**EXTRACT PROVIDED**

Before: Donofrio, P.J., and Meter and Murray, JJ.
PER CURIAM.
Following a jury trial, defendant was convicted of two counts of second-degree murder,
MCL 750.317. He was sentenced to 31 to 60 years on one count and 31 years and three months
to 60 years on the other count. He appeals as of right. We affirm. This appeal has been decided
without oral argument pursuant to MCR 7.214(E).
Defendant’s convictions arose out of the stabbing deaths of defendant’s girlfriend,
Kimberly Martin, and her daughter, Ericka Martin. On or around December 11, 2007, defendant
told his friend, Ira Richards, that he wanted to “beat up” Kimberly because she had “cheated” on
him with another man. A few days later, defendant told Richards that he wanted to sell his
computer, purchase a gun, and shoot Kimberly. Defendant acknowledged in a statement to the
police following the incident that he went to Kimberly’s house on December 14, 2007, to pick up
his son. He admitted stabbing Kimberly with a knife after she told him that she never loved him
and was romantically involved with someone else. He also admitted stabbing Ericka when he
heard her coming up the stairs to help Kimberly. Defendant confessed to his mother
immediately after the incident that he “lost it” and stabbed both Kimberly and Ericka.

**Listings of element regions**

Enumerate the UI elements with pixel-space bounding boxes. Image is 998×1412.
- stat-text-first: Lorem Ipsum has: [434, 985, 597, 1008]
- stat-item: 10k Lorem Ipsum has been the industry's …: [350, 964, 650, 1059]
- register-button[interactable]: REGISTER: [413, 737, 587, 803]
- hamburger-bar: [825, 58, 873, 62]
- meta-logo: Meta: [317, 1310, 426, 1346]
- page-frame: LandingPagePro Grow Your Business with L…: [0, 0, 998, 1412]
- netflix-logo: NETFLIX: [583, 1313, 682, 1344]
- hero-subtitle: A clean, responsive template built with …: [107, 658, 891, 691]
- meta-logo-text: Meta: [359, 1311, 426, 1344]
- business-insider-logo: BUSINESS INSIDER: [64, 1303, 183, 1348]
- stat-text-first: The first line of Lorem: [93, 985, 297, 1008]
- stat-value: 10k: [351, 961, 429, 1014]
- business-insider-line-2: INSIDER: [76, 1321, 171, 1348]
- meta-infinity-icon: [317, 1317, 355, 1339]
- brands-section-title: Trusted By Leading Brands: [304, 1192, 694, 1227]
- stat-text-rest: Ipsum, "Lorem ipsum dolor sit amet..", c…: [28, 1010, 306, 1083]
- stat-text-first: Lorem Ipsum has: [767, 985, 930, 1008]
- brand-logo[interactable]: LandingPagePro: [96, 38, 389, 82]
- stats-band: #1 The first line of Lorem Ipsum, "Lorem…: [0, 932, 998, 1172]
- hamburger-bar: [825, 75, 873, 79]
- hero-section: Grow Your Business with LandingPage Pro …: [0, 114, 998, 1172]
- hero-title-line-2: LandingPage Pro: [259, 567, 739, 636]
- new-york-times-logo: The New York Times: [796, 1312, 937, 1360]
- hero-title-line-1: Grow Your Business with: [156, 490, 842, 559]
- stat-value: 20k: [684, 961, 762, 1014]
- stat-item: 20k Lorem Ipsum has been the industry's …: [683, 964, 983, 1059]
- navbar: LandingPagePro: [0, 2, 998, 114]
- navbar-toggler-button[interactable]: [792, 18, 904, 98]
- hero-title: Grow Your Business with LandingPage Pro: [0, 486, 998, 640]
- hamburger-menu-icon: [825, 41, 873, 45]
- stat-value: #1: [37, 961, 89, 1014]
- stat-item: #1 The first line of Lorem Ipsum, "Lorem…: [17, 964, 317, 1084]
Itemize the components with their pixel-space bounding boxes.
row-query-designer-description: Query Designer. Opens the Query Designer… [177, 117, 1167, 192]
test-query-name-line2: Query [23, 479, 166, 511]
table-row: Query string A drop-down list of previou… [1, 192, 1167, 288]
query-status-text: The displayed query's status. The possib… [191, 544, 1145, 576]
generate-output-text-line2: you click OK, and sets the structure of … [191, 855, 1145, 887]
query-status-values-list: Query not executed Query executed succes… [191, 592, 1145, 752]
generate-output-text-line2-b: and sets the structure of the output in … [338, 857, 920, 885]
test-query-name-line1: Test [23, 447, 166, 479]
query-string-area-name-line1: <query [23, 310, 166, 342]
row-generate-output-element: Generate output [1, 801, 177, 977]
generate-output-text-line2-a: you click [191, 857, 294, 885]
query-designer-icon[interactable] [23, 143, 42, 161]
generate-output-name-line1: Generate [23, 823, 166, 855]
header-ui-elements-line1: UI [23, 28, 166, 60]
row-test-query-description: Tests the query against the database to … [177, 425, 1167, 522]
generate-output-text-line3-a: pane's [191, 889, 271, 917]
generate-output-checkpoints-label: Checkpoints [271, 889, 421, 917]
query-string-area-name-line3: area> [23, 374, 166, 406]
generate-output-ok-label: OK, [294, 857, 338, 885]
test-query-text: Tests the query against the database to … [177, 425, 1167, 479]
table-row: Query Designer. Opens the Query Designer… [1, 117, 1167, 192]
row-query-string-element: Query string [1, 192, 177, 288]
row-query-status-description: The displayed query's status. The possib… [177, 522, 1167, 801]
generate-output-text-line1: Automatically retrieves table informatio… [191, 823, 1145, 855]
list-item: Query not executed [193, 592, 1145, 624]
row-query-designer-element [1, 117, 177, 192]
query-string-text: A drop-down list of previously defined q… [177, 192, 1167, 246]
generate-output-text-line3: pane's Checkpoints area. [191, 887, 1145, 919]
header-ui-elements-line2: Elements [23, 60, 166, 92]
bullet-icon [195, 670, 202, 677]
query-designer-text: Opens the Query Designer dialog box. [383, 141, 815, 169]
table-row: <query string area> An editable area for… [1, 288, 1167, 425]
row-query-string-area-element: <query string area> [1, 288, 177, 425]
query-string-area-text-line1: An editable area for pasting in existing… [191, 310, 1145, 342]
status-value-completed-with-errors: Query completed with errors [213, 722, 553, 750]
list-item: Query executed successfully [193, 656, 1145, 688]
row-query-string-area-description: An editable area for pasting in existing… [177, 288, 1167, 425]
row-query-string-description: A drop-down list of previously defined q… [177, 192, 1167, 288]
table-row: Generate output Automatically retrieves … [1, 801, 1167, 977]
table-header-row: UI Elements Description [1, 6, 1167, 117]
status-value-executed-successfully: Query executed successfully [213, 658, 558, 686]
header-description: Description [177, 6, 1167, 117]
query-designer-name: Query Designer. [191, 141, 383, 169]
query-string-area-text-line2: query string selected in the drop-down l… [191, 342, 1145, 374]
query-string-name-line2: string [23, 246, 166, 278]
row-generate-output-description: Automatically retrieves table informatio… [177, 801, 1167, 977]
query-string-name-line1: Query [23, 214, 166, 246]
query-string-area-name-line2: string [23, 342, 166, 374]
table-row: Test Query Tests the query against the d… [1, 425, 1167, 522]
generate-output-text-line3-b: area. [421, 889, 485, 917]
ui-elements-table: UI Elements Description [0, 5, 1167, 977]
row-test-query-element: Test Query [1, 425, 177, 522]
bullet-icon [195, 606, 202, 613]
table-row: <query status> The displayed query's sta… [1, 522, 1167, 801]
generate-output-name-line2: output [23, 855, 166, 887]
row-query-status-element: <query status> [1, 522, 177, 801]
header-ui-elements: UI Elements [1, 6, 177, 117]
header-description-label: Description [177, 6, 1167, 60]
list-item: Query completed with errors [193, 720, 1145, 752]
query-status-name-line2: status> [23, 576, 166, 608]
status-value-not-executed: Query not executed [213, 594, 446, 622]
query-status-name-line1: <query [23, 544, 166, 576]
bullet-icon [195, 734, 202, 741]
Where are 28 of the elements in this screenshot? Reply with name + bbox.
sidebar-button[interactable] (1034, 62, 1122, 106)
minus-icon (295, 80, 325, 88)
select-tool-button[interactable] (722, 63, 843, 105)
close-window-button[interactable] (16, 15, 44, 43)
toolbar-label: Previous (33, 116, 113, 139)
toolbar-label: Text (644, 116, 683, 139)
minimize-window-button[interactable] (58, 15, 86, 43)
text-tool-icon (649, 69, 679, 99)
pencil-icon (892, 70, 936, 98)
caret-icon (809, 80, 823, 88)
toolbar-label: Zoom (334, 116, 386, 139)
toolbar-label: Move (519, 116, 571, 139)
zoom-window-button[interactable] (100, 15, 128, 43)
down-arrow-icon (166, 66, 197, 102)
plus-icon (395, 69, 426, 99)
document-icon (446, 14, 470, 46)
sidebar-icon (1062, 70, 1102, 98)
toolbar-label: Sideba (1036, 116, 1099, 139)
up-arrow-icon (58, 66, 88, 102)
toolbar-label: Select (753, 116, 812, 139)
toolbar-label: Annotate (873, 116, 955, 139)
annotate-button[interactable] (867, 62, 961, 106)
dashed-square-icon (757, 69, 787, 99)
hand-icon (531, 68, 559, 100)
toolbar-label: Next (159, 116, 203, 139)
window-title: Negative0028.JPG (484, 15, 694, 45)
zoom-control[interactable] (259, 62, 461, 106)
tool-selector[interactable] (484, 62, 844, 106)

**TASK LIST**
(A) According to the court opinion excerpt, what sentence did the defendant get on the first murder count?
(B) Summarize the court opinion excerpt in two sentences.
(C) Translate this sentence from the court opinion excerpt into Spanish: "He also admitted stabbing Ericka when he heard her coming up the stairs to help Kimberly."

**RESULTS**
(A) 31 to 60 years.

(B) After a jury trial, the defendant was convicted of two counts of second-degree murder for the stabbing deaths of his girlfriend, Kimberly Martin, and her daughter, Ericka Martin, and the court affirmed on appeal. He admitted to police that he stabbed Kimberly after she told him she never loved him and was involved with someone else, and that he stabbed Ericka when he heard her coming up the stairs to help Kimberly.

(C) También admitió haber apuñalado a Ericka cuando la oyó subir las escaleras para ayudar a Kimberly.